Recorded data:
# # #
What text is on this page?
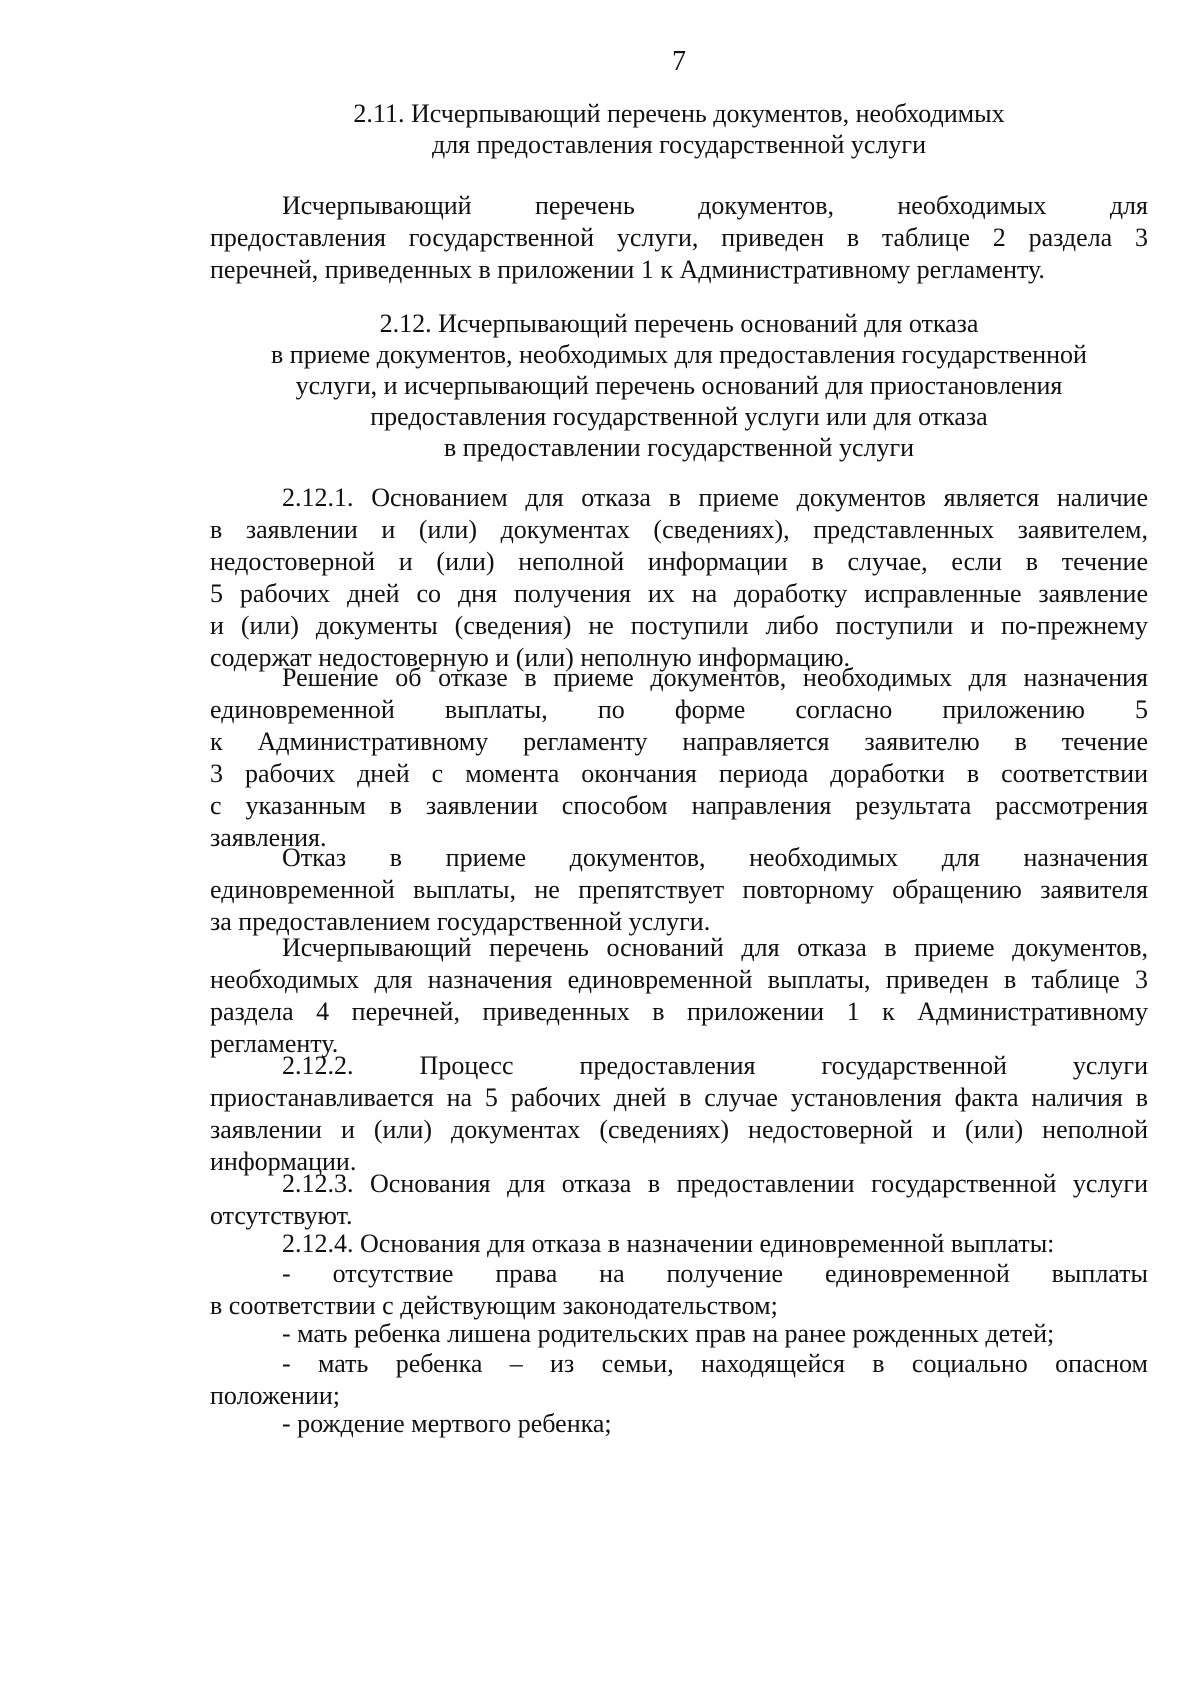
7

2.11. Исчерпывающий перечень документов, необходимых
для предоставления государственной услуги

Исчерпывающий перечень документов, необходимых для
предоставления государственной услуги, приведен в таблице 2 раздела 3
перечней, приведенных в приложении 1 к Административному регламенту.

2.12. Исчерпывающий перечень оснований для отказа
в приеме документов, необходимых для предоставления государственной
услуги, и исчерпывающий перечень оснований для приостановления
предоставления государственной услуги или для отказа
в предоставлении государственной услуги

2.12.1. Основанием для отказа в приеме документов является наличие
в заявлении и (или) документах (сведениях), представленных заявителем,
недостоверной и (или) неполной информации в случае, если в течение
5 рабочих дней со дня получения их на доработку исправленные заявление
и (или) документы (сведения) не поступили либо поступили и по-прежнему
содержат недостоверную и (или) неполную информацию.

Решение об отказе в приеме документов, необходимых для назначения
единовременной выплаты, по форме согласно приложению 5
к Административному регламенту направляется заявителю в течение
3 рабочих дней с момента окончания периода доработки в соответствии
с указанным в заявлении способом направления результата рассмотрения
заявления.

Отказ в приеме документов, необходимых для назначения
единовременной выплаты, не препятствует повторному обращению заявителя
за предоставлением государственной услуги.

Исчерпывающий перечень оснований для отказа в приеме документов,
необходимых для назначения единовременной выплаты, приведен в таблице 3
раздела 4 перечней, приведенных в приложении 1 к Административному
регламенту.

2.12.2. Процесс предоставления государственной услуги
приостанавливается на 5 рабочих дней в случае установления факта наличия в
заявлении и (или) документах (сведениях) недостоверной и (или) неполной
информации.

2.12.3. Основания для отказа в предоставлении государственной услуги
отсутствуют.

2.12.4. Основания для отказа в назначении единовременной выплаты:

- отсутствие права на получение единовременной выплаты
в соответствии с действующим законодательством;

- мать ребенка лишена родительских прав на ранее рожденных детей;

- мать ребенка – из семьи, находящейся в социально опасном
положении;

- рождение мертвого ребенка;
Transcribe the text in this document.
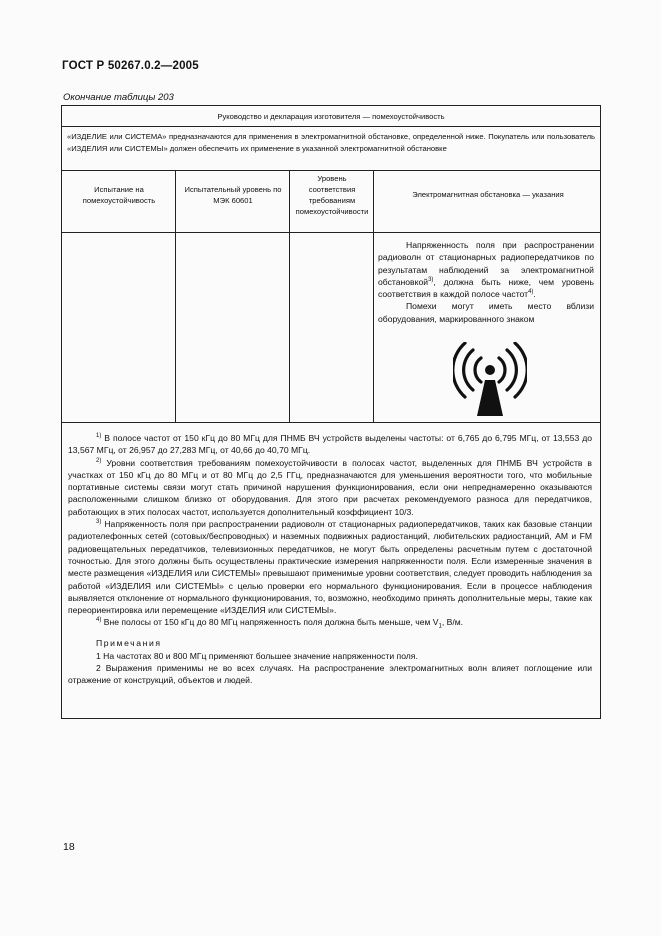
ГОСТ Р 50267.0.2—2005
Окончание таблицы 203
Руководство и декларация изготовителя — помехоустойчивость
«ИЗДЕЛИЕ или СИСТЕМА» предназначаются для применения в электромагнитной обстановке, определенной ниже. Покупатель или пользователь «ИЗДЕЛИЯ или СИСТЕМЫ» должен обеспечить их применение в указанной электромагнитной обстановке
Испытание на помехоустойчивость
Испытательный уровень по МЭК 60601
Уровень соответствия требованиям помехоустойчивости
Электромагнитная обстановка — указания

Напряженность поля при распространении радиоволн от стационарных радиопередатчиков по результатам наблюдений за электромагнитной обстановкой$^{3)}$, должна быть ниже, чем уровень соответствия в каждой полосе частот$^{4)}$.

Помехи могут иметь место вблизи оборудования, маркированного знаком

$^{1)}$ В полосе частот от 150 кГц до 80 МГц для ПНМБ ВЧ устройств выделены частоты: от 6,765 до 6,795 МГц, от 13,553 до 13,567 МГц, от 26,957 до 27,283 МГц, от 40,66 до 40,70 МГц.

$^{2)}$ Уровни соответствия требованиям помехоустойчивости в полосах частот, выделенных для ПНМБ ВЧ устройств в участках от 150 кГц до 80 МГц и от 80 МГц до 2,5 ГГц, предназначаются для уменьшения вероятности того, что мобильные портативные системы связи могут стать причиной нарушения функционирования, если они непреднамеренно оказываются расположенными слишком близко от оборудования. Для этого при расчетах рекомендуемого разноса для передатчиков, работающих в этих полосах частот, используется дополнительный коэффициент 10/3.

$^{3)}$ Напряженность поля при распространении радиоволн от стационарных радиопередатчиков, таких как базовые станции радиотелефонных сетей (сотовых/беспроводных) и наземных подвижных радиостанций, любительских радиостанций, АМ и FM радиовещательных передатчиков, телевизионных передатчиков, не могут быть определены расчетным путем с достаточной точностью. Для этого должны быть осуществлены практические измерения напряженности поля. Если измеренные значения в месте размещения «ИЗДЕЛИЯ или СИСТЕМЫ» превышают применимые уровни соответствия, следует проводить наблюдения за работой «ИЗДЕЛИЯ или СИСТЕМЫ» с целью проверки его нормального функционирования. Если в процессе наблюдения выявляется отклонение от нормального функционирования, то, возможно, необходимо принять дополнительные меры, такие как переориентировка или перемещение «ИЗДЕЛИЯ или СИСТЕМЫ».

$^{4)}$ Вне полосы от 150 кГц до 80 МГц напряженность поля должна быть меньше, чем $V_1$, В/м.

Примечания

1 На частотах 80 и 800 МГц применяют большее значение напряженности поля.

2 Выражения применимы не во всех случаях. На распространение электромагнитных волн влияет поглощение или отражение от конструкций, объектов и людей.

18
# # #
State how many lines above contain the string "неполной", with no other words.

2